Given instruction. The data below should be restated word for word, with every picture omitted.

:: Material provided ::

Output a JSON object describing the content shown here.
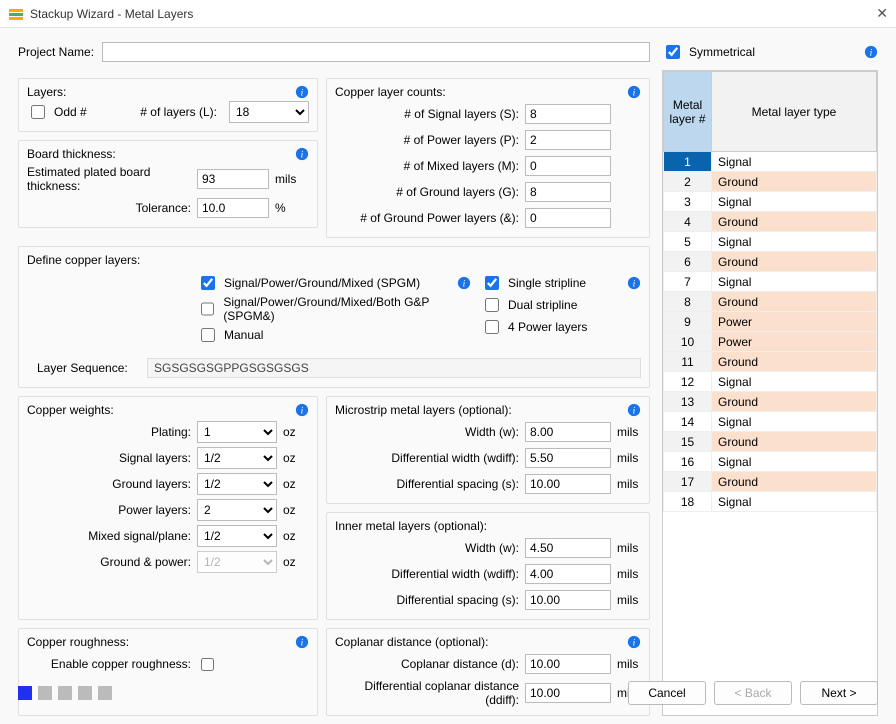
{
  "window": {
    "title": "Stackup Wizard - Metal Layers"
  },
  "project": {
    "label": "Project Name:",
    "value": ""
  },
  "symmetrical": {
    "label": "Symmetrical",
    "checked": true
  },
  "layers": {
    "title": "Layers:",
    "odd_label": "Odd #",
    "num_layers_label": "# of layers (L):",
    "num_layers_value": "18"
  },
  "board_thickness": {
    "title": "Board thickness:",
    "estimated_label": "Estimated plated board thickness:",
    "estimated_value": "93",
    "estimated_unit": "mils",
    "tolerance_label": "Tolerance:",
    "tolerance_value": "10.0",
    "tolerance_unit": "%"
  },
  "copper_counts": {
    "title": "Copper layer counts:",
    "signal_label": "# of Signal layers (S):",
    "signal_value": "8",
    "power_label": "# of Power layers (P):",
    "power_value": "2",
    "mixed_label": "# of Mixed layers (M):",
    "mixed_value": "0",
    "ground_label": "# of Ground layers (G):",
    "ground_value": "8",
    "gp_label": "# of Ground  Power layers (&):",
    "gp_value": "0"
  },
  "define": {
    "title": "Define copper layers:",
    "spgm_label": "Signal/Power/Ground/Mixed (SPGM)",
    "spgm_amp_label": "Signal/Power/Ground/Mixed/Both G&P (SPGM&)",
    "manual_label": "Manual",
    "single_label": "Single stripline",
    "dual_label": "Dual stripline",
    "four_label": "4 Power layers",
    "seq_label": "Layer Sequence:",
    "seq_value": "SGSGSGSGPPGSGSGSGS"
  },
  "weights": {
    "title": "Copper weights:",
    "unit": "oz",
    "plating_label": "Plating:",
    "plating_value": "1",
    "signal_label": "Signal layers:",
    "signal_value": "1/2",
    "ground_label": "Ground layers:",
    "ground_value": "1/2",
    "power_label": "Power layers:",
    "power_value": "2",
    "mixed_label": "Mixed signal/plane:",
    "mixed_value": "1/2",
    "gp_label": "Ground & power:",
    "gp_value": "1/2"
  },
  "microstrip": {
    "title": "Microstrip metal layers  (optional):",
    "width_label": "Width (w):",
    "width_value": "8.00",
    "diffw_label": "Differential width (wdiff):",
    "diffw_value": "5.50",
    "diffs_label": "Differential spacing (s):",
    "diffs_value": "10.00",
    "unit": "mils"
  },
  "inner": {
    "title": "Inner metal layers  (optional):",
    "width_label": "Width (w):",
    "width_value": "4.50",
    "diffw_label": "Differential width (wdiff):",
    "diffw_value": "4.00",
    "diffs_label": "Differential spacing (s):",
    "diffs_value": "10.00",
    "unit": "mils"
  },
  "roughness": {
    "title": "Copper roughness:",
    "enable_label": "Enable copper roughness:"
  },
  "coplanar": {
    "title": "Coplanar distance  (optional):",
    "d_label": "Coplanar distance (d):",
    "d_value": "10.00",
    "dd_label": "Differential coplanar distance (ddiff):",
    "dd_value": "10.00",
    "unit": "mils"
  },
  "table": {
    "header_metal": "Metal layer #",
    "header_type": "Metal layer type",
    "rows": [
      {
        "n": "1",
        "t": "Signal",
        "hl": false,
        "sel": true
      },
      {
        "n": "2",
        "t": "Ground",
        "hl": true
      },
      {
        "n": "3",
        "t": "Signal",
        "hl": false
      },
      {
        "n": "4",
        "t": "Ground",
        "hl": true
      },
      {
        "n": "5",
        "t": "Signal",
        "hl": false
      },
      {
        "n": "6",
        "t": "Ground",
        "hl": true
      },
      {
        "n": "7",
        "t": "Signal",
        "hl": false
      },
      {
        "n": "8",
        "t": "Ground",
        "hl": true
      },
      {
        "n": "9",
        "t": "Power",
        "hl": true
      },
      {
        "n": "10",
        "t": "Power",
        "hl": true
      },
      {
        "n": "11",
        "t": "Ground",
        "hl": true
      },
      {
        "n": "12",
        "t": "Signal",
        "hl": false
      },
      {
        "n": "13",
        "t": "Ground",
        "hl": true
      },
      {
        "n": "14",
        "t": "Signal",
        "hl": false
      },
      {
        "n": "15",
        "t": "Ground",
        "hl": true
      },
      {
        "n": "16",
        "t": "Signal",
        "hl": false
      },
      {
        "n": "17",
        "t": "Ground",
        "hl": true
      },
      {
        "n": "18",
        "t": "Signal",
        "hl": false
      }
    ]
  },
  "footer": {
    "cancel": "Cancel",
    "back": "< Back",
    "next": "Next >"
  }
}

:::

Task output.
Output a JSON object describing the content shown here.
{
  "window": {
    "title": "Stackup Wizard - Metal Layers"
  },
  "project": {
    "label": "Project Name:",
    "value": ""
  },
  "symmetrical": {
    "label": "Symmetrical",
    "checked": true
  },
  "layers": {
    "title": "Layers:",
    "odd_label": "Odd #",
    "num_layers_label": "# of layers (L):",
    "num_layers_value": "18"
  },
  "board_thickness": {
    "title": "Board thickness:",
    "estimated_label": "Estimated plated board thickness:",
    "estimated_value": "93",
    "estimated_unit": "mils",
    "tolerance_label": "Tolerance:",
    "tolerance_value": "10.0",
    "tolerance_unit": "%"
  },
  "copper_counts": {
    "title": "Copper layer counts:",
    "signal_label": "# of Signal layers (S):",
    "signal_value": "8",
    "power_label": "# of Power layers (P):",
    "power_value": "2",
    "mixed_label": "# of Mixed layers (M):",
    "mixed_value": "0",
    "ground_label": "# of Ground layers (G):",
    "ground_value": "8",
    "gp_label": "# of Ground  Power layers (&):",
    "gp_value": "0"
  },
  "define": {
    "title": "Define copper layers:",
    "spgm_label": "Signal/Power/Ground/Mixed (SPGM)",
    "spgm_amp_label": "Signal/Power/Ground/Mixed/Both G&P (SPGM&)",
    "manual_label": "Manual",
    "single_label": "Single stripline",
    "dual_label": "Dual stripline",
    "four_label": "4 Power layers",
    "seq_label": "Layer Sequence:",
    "seq_value": "SGSGSGSGPPGSGSGSGS"
  },
  "weights": {
    "title": "Copper weights:",
    "unit": "oz",
    "plating_label": "Plating:",
    "plating_value": "1",
    "signal_label": "Signal layers:",
    "signal_value": "1/2",
    "ground_label": "Ground layers:",
    "ground_value": "1/2",
    "power_label": "Power layers:",
    "power_value": "2",
    "mixed_label": "Mixed signal/plane:",
    "mixed_value": "1/2",
    "gp_label": "Ground & power:",
    "gp_value": "1/2"
  },
  "microstrip": {
    "title": "Microstrip metal layers  (optional):",
    "width_label": "Width (w):",
    "width_value": "8.00",
    "diffw_label": "Differential width (wdiff):",
    "diffw_value": "5.50",
    "diffs_label": "Differential spacing (s):",
    "diffs_value": "10.00",
    "unit": "mils"
  },
  "inner": {
    "title": "Inner metal layers  (optional):",
    "width_label": "Width (w):",
    "width_value": "4.50",
    "diffw_label": "Differential width (wdiff):",
    "diffw_value": "4.00",
    "diffs_label": "Differential spacing (s):",
    "diffs_value": "10.00",
    "unit": "mils"
  },
  "roughness": {
    "title": "Copper roughness:",
    "enable_label": "Enable copper roughness:"
  },
  "coplanar": {
    "title": "Coplanar distance  (optional):",
    "d_label": "Coplanar distance (d):",
    "d_value": "10.00",
    "dd_label": "Differential coplanar distance (ddiff):",
    "dd_value": "10.00",
    "unit": "mils"
  },
  "table": {
    "header_metal": "Metal layer #",
    "header_type": "Metal layer type",
    "rows": [
      {
        "n": "1",
        "t": "Signal",
        "hl": false,
        "sel": true
      },
      {
        "n": "2",
        "t": "Ground",
        "hl": true
      },
      {
        "n": "3",
        "t": "Signal",
        "hl": false
      },
      {
        "n": "4",
        "t": "Ground",
        "hl": true
      },
      {
        "n": "5",
        "t": "Signal",
        "hl": false
      },
      {
        "n": "6",
        "t": "Ground",
        "hl": true
      },
      {
        "n": "7",
        "t": "Signal",
        "hl": false
      },
      {
        "n": "8",
        "t": "Ground",
        "hl": true
      },
      {
        "n": "9",
        "t": "Power",
        "hl": true
      },
      {
        "n": "10",
        "t": "Power",
        "hl": true
      },
      {
        "n": "11",
        "t": "Ground",
        "hl": true
      },
      {
        "n": "12",
        "t": "Signal",
        "hl": false
      },
      {
        "n": "13",
        "t": "Ground",
        "hl": true
      },
      {
        "n": "14",
        "t": "Signal",
        "hl": false
      },
      {
        "n": "15",
        "t": "Ground",
        "hl": true
      },
      {
        "n": "16",
        "t": "Signal",
        "hl": false
      },
      {
        "n": "17",
        "t": "Ground",
        "hl": true
      },
      {
        "n": "18",
        "t": "Signal",
        "hl": false
      }
    ]
  },
  "footer": {
    "cancel": "Cancel",
    "back": "< Back",
    "next": "Next >"
  }
}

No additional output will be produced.